• _INPUT DATA_:
((
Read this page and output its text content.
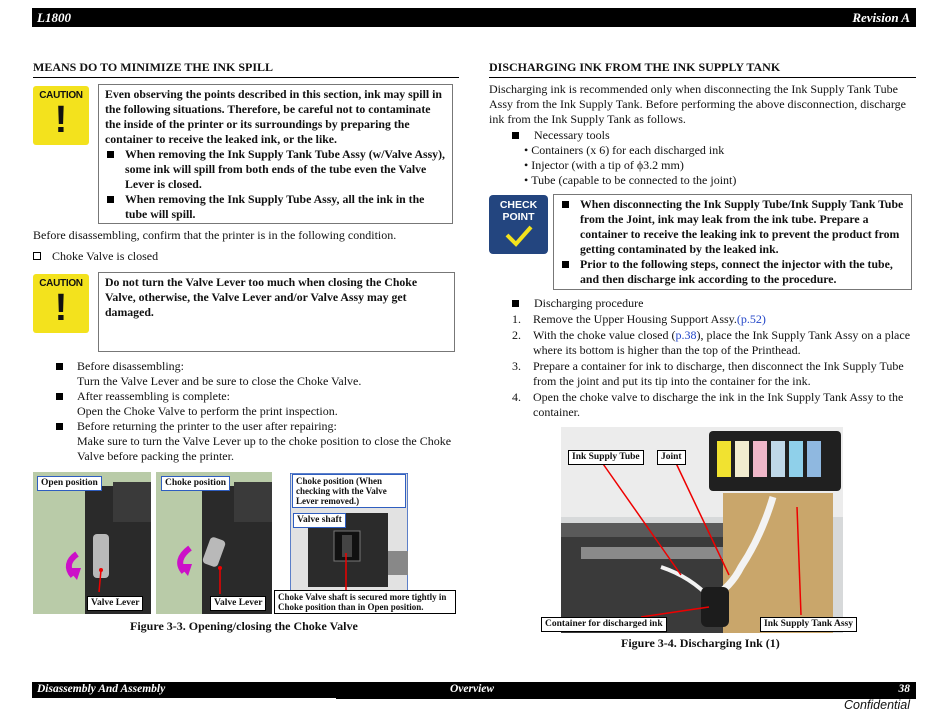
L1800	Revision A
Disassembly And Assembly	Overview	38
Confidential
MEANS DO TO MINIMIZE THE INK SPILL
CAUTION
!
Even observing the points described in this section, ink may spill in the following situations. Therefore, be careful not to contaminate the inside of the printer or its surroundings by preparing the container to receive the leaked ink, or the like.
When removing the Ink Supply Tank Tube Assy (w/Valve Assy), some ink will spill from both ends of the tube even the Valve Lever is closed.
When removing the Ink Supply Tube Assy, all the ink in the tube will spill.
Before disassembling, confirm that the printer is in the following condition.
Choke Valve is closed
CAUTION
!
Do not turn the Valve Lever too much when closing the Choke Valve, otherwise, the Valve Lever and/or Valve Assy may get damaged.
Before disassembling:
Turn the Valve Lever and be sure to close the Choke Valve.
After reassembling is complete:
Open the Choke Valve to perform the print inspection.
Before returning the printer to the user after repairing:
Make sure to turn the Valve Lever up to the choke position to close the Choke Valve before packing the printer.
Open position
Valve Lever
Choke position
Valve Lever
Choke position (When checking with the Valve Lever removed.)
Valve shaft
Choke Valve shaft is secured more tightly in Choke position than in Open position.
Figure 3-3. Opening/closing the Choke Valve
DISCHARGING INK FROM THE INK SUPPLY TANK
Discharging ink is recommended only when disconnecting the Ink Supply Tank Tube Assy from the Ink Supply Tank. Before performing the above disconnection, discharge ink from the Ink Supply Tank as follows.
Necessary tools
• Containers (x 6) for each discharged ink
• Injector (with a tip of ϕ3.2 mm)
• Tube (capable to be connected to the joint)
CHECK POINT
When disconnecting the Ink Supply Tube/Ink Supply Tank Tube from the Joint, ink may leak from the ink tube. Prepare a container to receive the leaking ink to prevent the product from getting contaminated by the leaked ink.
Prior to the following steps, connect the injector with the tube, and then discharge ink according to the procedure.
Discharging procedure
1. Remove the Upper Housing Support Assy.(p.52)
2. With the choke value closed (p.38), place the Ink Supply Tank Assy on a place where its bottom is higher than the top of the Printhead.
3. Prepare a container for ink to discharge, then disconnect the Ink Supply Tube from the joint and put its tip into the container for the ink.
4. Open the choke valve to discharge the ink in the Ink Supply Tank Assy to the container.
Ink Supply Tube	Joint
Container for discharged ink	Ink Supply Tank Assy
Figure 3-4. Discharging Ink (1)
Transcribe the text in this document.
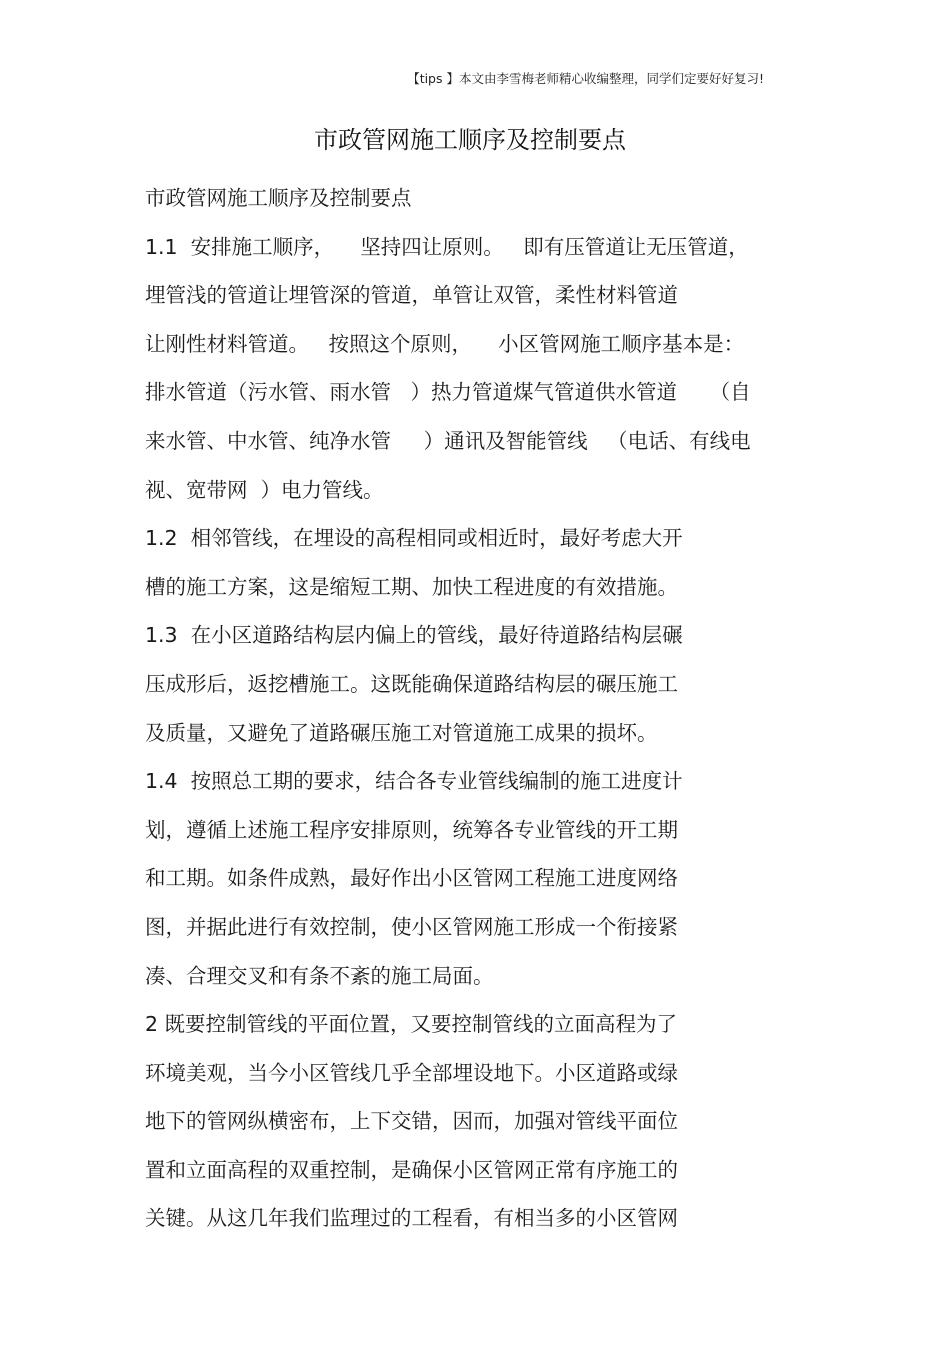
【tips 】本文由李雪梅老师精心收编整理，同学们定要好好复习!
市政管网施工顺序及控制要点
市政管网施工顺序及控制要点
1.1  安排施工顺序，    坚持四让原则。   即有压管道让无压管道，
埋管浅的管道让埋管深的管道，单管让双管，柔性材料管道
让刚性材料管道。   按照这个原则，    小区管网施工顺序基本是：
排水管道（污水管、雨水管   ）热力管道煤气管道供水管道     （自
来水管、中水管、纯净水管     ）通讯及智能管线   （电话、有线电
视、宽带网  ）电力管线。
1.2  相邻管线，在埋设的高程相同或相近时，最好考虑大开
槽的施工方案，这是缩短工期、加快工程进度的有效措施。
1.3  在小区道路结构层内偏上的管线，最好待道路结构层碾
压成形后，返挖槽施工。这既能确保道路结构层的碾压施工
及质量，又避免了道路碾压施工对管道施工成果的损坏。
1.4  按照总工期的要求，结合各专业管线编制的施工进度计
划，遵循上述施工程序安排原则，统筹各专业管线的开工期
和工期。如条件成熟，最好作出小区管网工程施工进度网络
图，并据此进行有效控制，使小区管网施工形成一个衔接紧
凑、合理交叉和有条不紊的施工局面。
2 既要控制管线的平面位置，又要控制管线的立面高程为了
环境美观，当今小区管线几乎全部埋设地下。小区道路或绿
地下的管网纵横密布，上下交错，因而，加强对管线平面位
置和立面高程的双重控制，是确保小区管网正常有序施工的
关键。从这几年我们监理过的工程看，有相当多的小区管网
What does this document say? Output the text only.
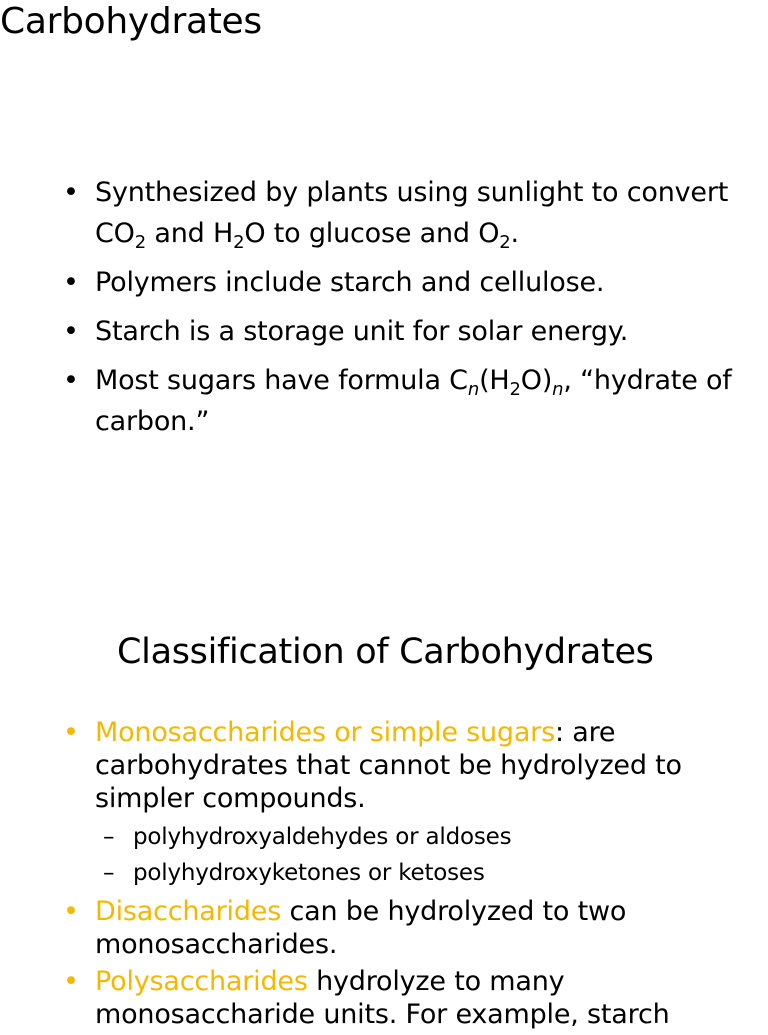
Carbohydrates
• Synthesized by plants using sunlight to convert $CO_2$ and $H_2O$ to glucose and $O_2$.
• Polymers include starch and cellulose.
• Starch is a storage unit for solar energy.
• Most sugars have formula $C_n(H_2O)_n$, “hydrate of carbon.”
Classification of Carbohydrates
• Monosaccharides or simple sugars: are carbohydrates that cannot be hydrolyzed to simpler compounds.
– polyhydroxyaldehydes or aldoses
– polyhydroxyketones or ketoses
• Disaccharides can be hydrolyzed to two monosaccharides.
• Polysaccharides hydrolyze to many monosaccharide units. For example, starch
))
Output the data above without changes, apart from leaving out the pictures.

• _RESPONSE TO THE TASK_:
Read this page and output its text content.
L1800	Revision A
Disassembly And Assembly	Overview	38
Confidential
MEANS DO TO MINIMIZE THE INK SPILL
CAUTION
!
Even observing the points described in this section, ink may spill in the following situations. Therefore, be careful not to contaminate the inside of the printer or its surroundings by preparing the container to receive the leaked ink, or the like.
When removing the Ink Supply Tank Tube Assy (w/Valve Assy), some ink will spill from both ends of the tube even the Valve Lever is closed.
When removing the Ink Supply Tube Assy, all the ink in the tube will spill.
Before disassembling, confirm that the printer is in the following condition.
Choke Valve is closed
CAUTION
!
Do not turn the Valve Lever too much when closing the Choke Valve, otherwise, the Valve Lever and/or Valve Assy may get damaged.
Before disassembling:
Turn the Valve Lever and be sure to close the Choke Valve.
After reassembling is complete:
Open the Choke Valve to perform the print inspection.
Before returning the printer to the user after repairing:
Make sure to turn the Valve Lever up to the choke position to close the Choke Valve before packing the printer.
Open position
Valve Lever
Choke position
Valve Lever
Choke position (When checking with the Valve Lever removed.)
Valve shaft
Choke Valve shaft is secured more tightly in Choke position than in Open position.
Figure 3-3. Opening/closing the Choke Valve
DISCHARGING INK FROM THE INK SUPPLY TANK
Discharging ink is recommended only when disconnecting the Ink Supply Tank Tube Assy from the Ink Supply Tank. Before performing the above disconnection, discharge ink from the Ink Supply Tank as follows.
Necessary tools
• Containers (x 6) for each discharged ink
• Injector (with a tip of ϕ3.2 mm)
• Tube (capable to be connected to the joint)
CHECK POINT
When disconnecting the Ink Supply Tube/Ink Supply Tank Tube from the Joint, ink may leak from the ink tube. Prepare a container to receive the leaking ink to prevent the product from getting contaminated by the leaked ink.
Prior to the following steps, connect the injector with the tube, and then discharge ink according to the procedure.
Discharging procedure
1. Remove the Upper Housing Support Assy.(p.52)
2. With the choke value closed (p.38), place the Ink Supply Tank Assy on a place where its bottom is higher than the top of the Printhead.
3. Prepare a container for ink to discharge, then disconnect the Ink Supply Tube from the joint and put its tip into the container for the ink.
4. Open the choke valve to discharge the ink in the Ink Supply Tank Assy to the container.
Ink Supply Tube	Joint
Container for discharged ink	Ink Supply Tank Assy
Figure 3-4. Discharging Ink (1)
Transcribe the text in this document.
【tips 】本文由李雪梅老师精心收编整理，同学们定要好好复习!
市政管网施工顺序及控制要点
市政管网施工顺序及控制要点
1.1  安排施工顺序，    坚持四让原则。   即有压管道让无压管道，
埋管浅的管道让埋管深的管道，单管让双管，柔性材料管道
让刚性材料管道。   按照这个原则，    小区管网施工顺序基本是：
排水管道（污水管、雨水管   ）热力管道煤气管道供水管道     （自
来水管、中水管、纯净水管     ）通讯及智能管线   （电话、有线电
视、宽带网  ）电力管线。
1.2  相邻管线，在埋设的高程相同或相近时，最好考虑大开
槽的施工方案，这是缩短工期、加快工程进度的有效措施。
1.3  在小区道路结构层内偏上的管线，最好待道路结构层碾
压成形后，返挖槽施工。这既能确保道路结构层的碾压施工
及质量，又避免了道路碾压施工对管道施工成果的损坏。
1.4  按照总工期的要求，结合各专业管线编制的施工进度计
划，遵循上述施工程序安排原则，统筹各专业管线的开工期
和工期。如条件成熟，最好作出小区管网工程施工进度网络
图，并据此进行有效控制，使小区管网施工形成一个衔接紧
凑、合理交叉和有条不紊的施工局面。
2 既要控制管线的平面位置，又要控制管线的立面高程为了
环境美观，当今小区管线几乎全部埋设地下。小区道路或绿
地下的管网纵横密布，上下交错，因而，加强对管线平面位
置和立面高程的双重控制，是确保小区管网正常有序施工的
关键。从这几年我们监理过的工程看，有相当多的小区管网
What does this document say? Output the text only.
Carbohydrates
• Synthesized by plants using sunlight to convert $CO_2$ and $H_2O$ to glucose and $O_2$.
• Polymers include starch and cellulose.
• Starch is a storage unit for solar energy.
• Most sugars have formula $C_n(H_2O)_n$, “hydrate of carbon.”
Classification of Carbohydrates
• Monosaccharides or simple sugars: are carbohydrates that cannot be hydrolyzed to simpler compounds.
– polyhydroxyaldehydes or aldoses
– polyhydroxyketones or ketoses
• Disaccharides can be hydrolyzed to two monosaccharides.
• Polysaccharides hydrolyze to many monosaccharide units. For example, starch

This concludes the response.